> [PROBLEM TO WORK ON]
In the material below, the lines containing the word "Produced" are required; copy each of them.
———
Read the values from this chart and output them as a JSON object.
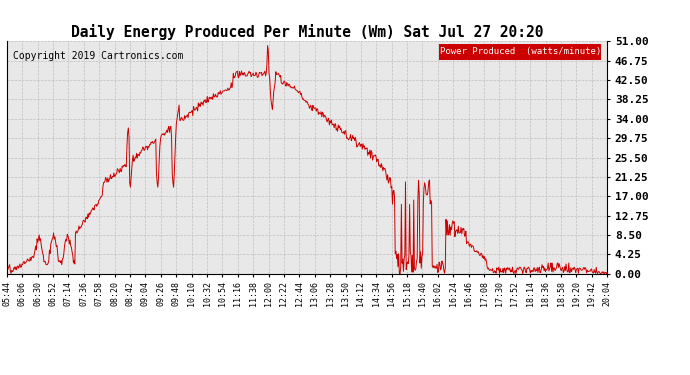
{
  "title": "Daily Energy Produced Per Minute (Wm) Sat Jul 27 20:20",
  "copyright": "Copyright 2019 Cartronics.com",
  "legend_label": "Power Produced  (watts/minute)",
  "legend_bg": "#cc0000",
  "legend_fg": "#ffffff",
  "line_color": "#cc0000",
  "bg_color": "#ffffff",
  "plot_bg": "#e8e8e8",
  "grid_color": "#bbbbbb",
  "yticks": [
    0.0,
    4.25,
    8.5,
    12.75,
    17.0,
    21.25,
    25.5,
    29.75,
    34.0,
    38.25,
    42.5,
    46.75,
    51.0
  ],
  "ylim": [
    0,
    51
  ],
  "xtick_labels": [
    "05:44",
    "06:06",
    "06:30",
    "06:52",
    "07:14",
    "07:36",
    "07:58",
    "08:20",
    "08:42",
    "09:04",
    "09:26",
    "09:48",
    "10:10",
    "10:32",
    "10:54",
    "11:16",
    "11:38",
    "12:00",
    "12:22",
    "12:44",
    "13:06",
    "13:28",
    "13:50",
    "14:12",
    "14:34",
    "14:56",
    "15:18",
    "15:40",
    "16:02",
    "16:24",
    "16:46",
    "17:08",
    "17:30",
    "17:52",
    "18:14",
    "18:36",
    "18:58",
    "19:20",
    "19:42",
    "20:04"
  ]
}
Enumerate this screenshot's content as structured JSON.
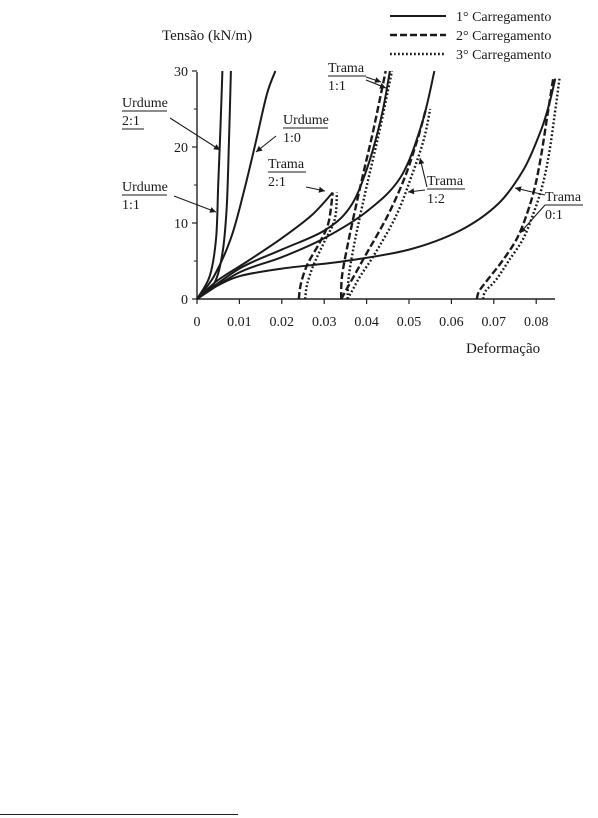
{
  "chart_data": {
    "type": "line",
    "title": "",
    "ylabel": "Tensão (kN/m)",
    "xlabel": "Deformação",
    "xlim": [
      0,
      0.085
    ],
    "ylim": [
      0,
      30
    ],
    "x_ticks": [
      0,
      0.01,
      0.02,
      0.03,
      0.04,
      0.05,
      0.06,
      0.07,
      0.08
    ],
    "x_tick_labels": [
      "0",
      "0.01",
      "0.02",
      "0.03",
      "0.04",
      "0.05",
      "0.06",
      "0.07",
      "0.08"
    ],
    "y_ticks": [
      0,
      10,
      20,
      30
    ],
    "y_tick_labels": [
      "0",
      "10",
      "20",
      "30"
    ],
    "grid": false,
    "legend_position": "top-right",
    "legend": [
      {
        "label": "1° Carregamento",
        "style": "solid"
      },
      {
        "label": "2° Carregamento",
        "style": "dashed"
      },
      {
        "label": "3° Carregamento",
        "style": "dotted"
      }
    ],
    "series": [
      {
        "group": "Urdume 2:1",
        "loading": 1,
        "style": "solid",
        "points": [
          [
            0,
            0
          ],
          [
            0.003,
            3
          ],
          [
            0.0045,
            8
          ],
          [
            0.005,
            15
          ],
          [
            0.0055,
            22
          ],
          [
            0.006,
            30
          ]
        ]
      },
      {
        "group": "Urdume 1:1",
        "loading": 1,
        "style": "solid",
        "points": [
          [
            0,
            0
          ],
          [
            0.004,
            2
          ],
          [
            0.006,
            6
          ],
          [
            0.007,
            12
          ],
          [
            0.0075,
            20
          ],
          [
            0.008,
            30
          ]
        ]
      },
      {
        "group": "Urdume 1:0",
        "loading": 1,
        "style": "solid",
        "points": [
          [
            0,
            0
          ],
          [
            0.004,
            3
          ],
          [
            0.008,
            8
          ],
          [
            0.011,
            14
          ],
          [
            0.014,
            21
          ],
          [
            0.0165,
            27
          ],
          [
            0.0185,
            30
          ]
        ]
      },
      {
        "group": "Trama 2:1",
        "loading": 1,
        "style": "solid",
        "points": [
          [
            0,
            0
          ],
          [
            0.005,
            2.5
          ],
          [
            0.012,
            5
          ],
          [
            0.02,
            8
          ],
          [
            0.027,
            11
          ],
          [
            0.032,
            14
          ]
        ]
      },
      {
        "group": "Trama 2:1",
        "loading": 2,
        "style": "dashed",
        "points": [
          [
            0.024,
            0
          ],
          [
            0.0245,
            2
          ],
          [
            0.026,
            4.5
          ],
          [
            0.029,
            7.5
          ],
          [
            0.031,
            10
          ],
          [
            0.032,
            14
          ]
        ]
      },
      {
        "group": "Trama 2:1",
        "loading": 3,
        "style": "dotted",
        "points": [
          [
            0.0255,
            0
          ],
          [
            0.026,
            2
          ],
          [
            0.0275,
            4.5
          ],
          [
            0.03,
            7.5
          ],
          [
            0.0325,
            10.5
          ],
          [
            0.033,
            14
          ]
        ]
      },
      {
        "group": "Trama 1:1",
        "loading": 1,
        "style": "solid",
        "points": [
          [
            0,
            0
          ],
          [
            0.01,
            4
          ],
          [
            0.02,
            6.5
          ],
          [
            0.03,
            9
          ],
          [
            0.036,
            12
          ],
          [
            0.04,
            17
          ],
          [
            0.0435,
            24
          ],
          [
            0.0455,
            30
          ]
        ]
      },
      {
        "group": "Trama 1:1",
        "loading": 2,
        "style": "dashed",
        "points": [
          [
            0.034,
            0
          ],
          [
            0.0342,
            3
          ],
          [
            0.0355,
            7
          ],
          [
            0.037,
            11
          ],
          [
            0.039,
            16
          ],
          [
            0.0415,
            22
          ],
          [
            0.0445,
            30
          ]
        ]
      },
      {
        "group": "Trama 1:1",
        "loading": 3,
        "style": "dotted",
        "points": [
          [
            0.0355,
            0
          ],
          [
            0.0358,
            3
          ],
          [
            0.037,
            7
          ],
          [
            0.0385,
            11
          ],
          [
            0.0405,
            16
          ],
          [
            0.043,
            22
          ],
          [
            0.046,
            30
          ]
        ]
      },
      {
        "group": "Trama 1:2",
        "loading": 1,
        "style": "solid",
        "points": [
          [
            0,
            0
          ],
          [
            0.01,
            3.5
          ],
          [
            0.02,
            5.5
          ],
          [
            0.03,
            8
          ],
          [
            0.04,
            11.5
          ],
          [
            0.048,
            16
          ],
          [
            0.053,
            23
          ],
          [
            0.056,
            30
          ]
        ]
      },
      {
        "group": "Trama 1:2",
        "loading": 2,
        "style": "dashed",
        "points": [
          [
            0.034,
            0
          ],
          [
            0.035,
            1
          ],
          [
            0.037,
            3
          ],
          [
            0.04,
            6
          ],
          [
            0.045,
            11
          ],
          [
            0.049,
            16
          ],
          [
            0.052,
            21
          ],
          [
            0.054,
            25
          ]
        ]
      },
      {
        "group": "Trama 1:2",
        "loading": 3,
        "style": "dotted",
        "points": [
          [
            0.0355,
            0
          ],
          [
            0.0365,
            1
          ],
          [
            0.0385,
            3
          ],
          [
            0.042,
            6
          ],
          [
            0.047,
            11
          ],
          [
            0.0505,
            16
          ],
          [
            0.0535,
            21
          ],
          [
            0.055,
            25
          ]
        ]
      },
      {
        "group": "Trama 0:1",
        "loading": 1,
        "style": "solid",
        "points": [
          [
            0,
            0
          ],
          [
            0.004,
            1.5
          ],
          [
            0.01,
            3
          ],
          [
            0.02,
            4
          ],
          [
            0.035,
            5
          ],
          [
            0.05,
            6.5
          ],
          [
            0.062,
            9
          ],
          [
            0.071,
            12.5
          ],
          [
            0.077,
            17
          ],
          [
            0.081,
            22
          ],
          [
            0.083,
            25.5
          ],
          [
            0.0845,
            29
          ]
        ]
      },
      {
        "group": "Trama 0:1",
        "loading": 2,
        "style": "dashed",
        "points": [
          [
            0.066,
            0
          ],
          [
            0.0665,
            1
          ],
          [
            0.0685,
            2.5
          ],
          [
            0.072,
            5
          ],
          [
            0.0755,
            8
          ],
          [
            0.078,
            11.5
          ],
          [
            0.0798,
            15
          ],
          [
            0.0812,
            19
          ],
          [
            0.0826,
            24
          ],
          [
            0.084,
            29
          ]
        ]
      },
      {
        "group": "Trama 0:1",
        "loading": 3,
        "style": "dotted",
        "points": [
          [
            0.0675,
            0
          ],
          [
            0.068,
            1
          ],
          [
            0.0705,
            2.5
          ],
          [
            0.0735,
            5
          ],
          [
            0.077,
            8
          ],
          [
            0.0795,
            11.5
          ],
          [
            0.0815,
            15
          ],
          [
            0.083,
            19
          ],
          [
            0.0843,
            24
          ],
          [
            0.0855,
            29
          ]
        ]
      }
    ],
    "annotations": [
      {
        "lines": [
          "Urdume",
          "2:1"
        ],
        "underline": "both"
      },
      {
        "lines": [
          "Urdume",
          "1:0"
        ],
        "underline": "first"
      },
      {
        "lines": [
          "Urdume",
          "1:1"
        ],
        "underline": "first"
      },
      {
        "lines": [
          "Trama",
          "2:1"
        ],
        "underline": "first"
      },
      {
        "lines": [
          "Trama",
          "1:1"
        ],
        "underline": "first"
      },
      {
        "lines": [
          "Trama",
          "1:2"
        ],
        "underline": "first"
      },
      {
        "lines": [
          "Trama",
          "0:1"
        ],
        "underline": "first"
      }
    ]
  }
}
———
> [FINAL RESULT]
  "title": "Daily Energy Produced Per Minute (Wm) Sat Jul 27 20:20",
  "legend_label": "Power Produced  (watts/minute)",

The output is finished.